═════ Task material

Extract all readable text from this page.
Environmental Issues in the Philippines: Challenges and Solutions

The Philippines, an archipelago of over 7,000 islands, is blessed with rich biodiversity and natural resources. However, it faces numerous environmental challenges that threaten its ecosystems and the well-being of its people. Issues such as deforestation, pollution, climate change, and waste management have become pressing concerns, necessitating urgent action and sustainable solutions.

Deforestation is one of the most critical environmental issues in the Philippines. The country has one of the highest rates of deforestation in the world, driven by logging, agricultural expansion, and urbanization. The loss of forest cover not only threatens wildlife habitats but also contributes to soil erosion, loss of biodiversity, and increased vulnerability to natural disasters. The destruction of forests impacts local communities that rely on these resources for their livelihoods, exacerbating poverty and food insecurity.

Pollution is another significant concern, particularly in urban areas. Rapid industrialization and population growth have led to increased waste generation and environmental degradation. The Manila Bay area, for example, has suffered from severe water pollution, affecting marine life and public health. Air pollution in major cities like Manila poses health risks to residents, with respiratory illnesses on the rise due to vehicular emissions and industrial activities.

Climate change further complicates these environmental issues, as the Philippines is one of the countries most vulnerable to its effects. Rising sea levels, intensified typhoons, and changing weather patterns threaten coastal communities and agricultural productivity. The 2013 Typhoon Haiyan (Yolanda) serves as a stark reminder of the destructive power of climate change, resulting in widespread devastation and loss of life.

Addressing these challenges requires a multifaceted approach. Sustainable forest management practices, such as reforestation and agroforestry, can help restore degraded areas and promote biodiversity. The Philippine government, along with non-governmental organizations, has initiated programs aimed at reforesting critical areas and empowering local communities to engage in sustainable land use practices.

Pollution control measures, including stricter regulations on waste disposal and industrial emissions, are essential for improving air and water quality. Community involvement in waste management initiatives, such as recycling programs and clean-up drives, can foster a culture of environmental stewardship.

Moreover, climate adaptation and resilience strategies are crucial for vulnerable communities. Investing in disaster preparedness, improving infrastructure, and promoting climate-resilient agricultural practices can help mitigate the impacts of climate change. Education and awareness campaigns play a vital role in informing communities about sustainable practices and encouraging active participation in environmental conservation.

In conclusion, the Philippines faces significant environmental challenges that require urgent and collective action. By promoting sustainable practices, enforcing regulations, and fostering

══════════

#### [Work to do]
Write every line of the material above again, exactly.

#### [Response to this exercise]
Extract all readable text from this page.
Environmental Issues in the Philippines: Challenges and Solutions

The Philippines, an archipelago of over 7,000 islands, is blessed with rich biodiversity and natural resources. However, it faces numerous environmental challenges that threaten its ecosystems and the well-being of its people. Issues such as deforestation, pollution, climate change, and waste management have become pressing concerns, necessitating urgent action and sustainable solutions.

Deforestation is one of the most critical environmental issues in the Philippines. The country has one of the highest rates of deforestation in the world, driven by logging, agricultural expansion, and urbanization. The loss of forest cover not only threatens wildlife habitats but also contributes to soil erosion, loss of biodiversity, and increased vulnerability to natural disasters. The destruction of forests impacts local communities that rely on these resources for their livelihoods, exacerbating poverty and food insecurity.

Pollution is another significant concern, particularly in urban areas. Rapid industrialization and population growth have led to increased waste generation and environmental degradation. The Manila Bay area, for example, has suffered from severe water pollution, affecting marine life and public health. Air pollution in major cities like Manila poses health risks to residents, with respiratory illnesses on the rise due to vehicular emissions and industrial activities.

Climate change further complicates these environmental issues, as the Philippines is one of the countries most vulnerable to its effects. Rising sea levels, intensified typhoons, and changing weather patterns threaten coastal communities and agricultural productivity. The 2013 Typhoon Haiyan (Yolanda) serves as a stark reminder of the destructive power of climate change, resulting in widespread devastation and loss of life.

Addressing these challenges requires a multifaceted approach. Sustainable forest management practices, such as reforestation and agroforestry, can help restore degraded areas and promote biodiversity. The Philippine government, along with non-governmental organizations, has initiated programs aimed at reforesting critical areas and empowering local communities to engage in sustainable land use practices.

Pollution control measures, including stricter regulations on waste disposal and industrial emissions, are essential for improving air and water quality. Community involvement in waste management initiatives, such as recycling programs and clean-up drives, can foster a culture of environmental stewardship.

Moreover, climate adaptation and resilience strategies are crucial for vulnerable communities. Investing in disaster preparedness, improving infrastructure, and promoting climate-resilient agricultural practices can help mitigate the impacts of climate change. Education and awareness campaigns play a vital role in informing communities about sustainable practices and encouraging active participation in environmental conservation.

In conclusion, the Philippines faces significant environmental challenges that require urgent and collective action. By promoting sustainable practices, enforcing regulations, and fostering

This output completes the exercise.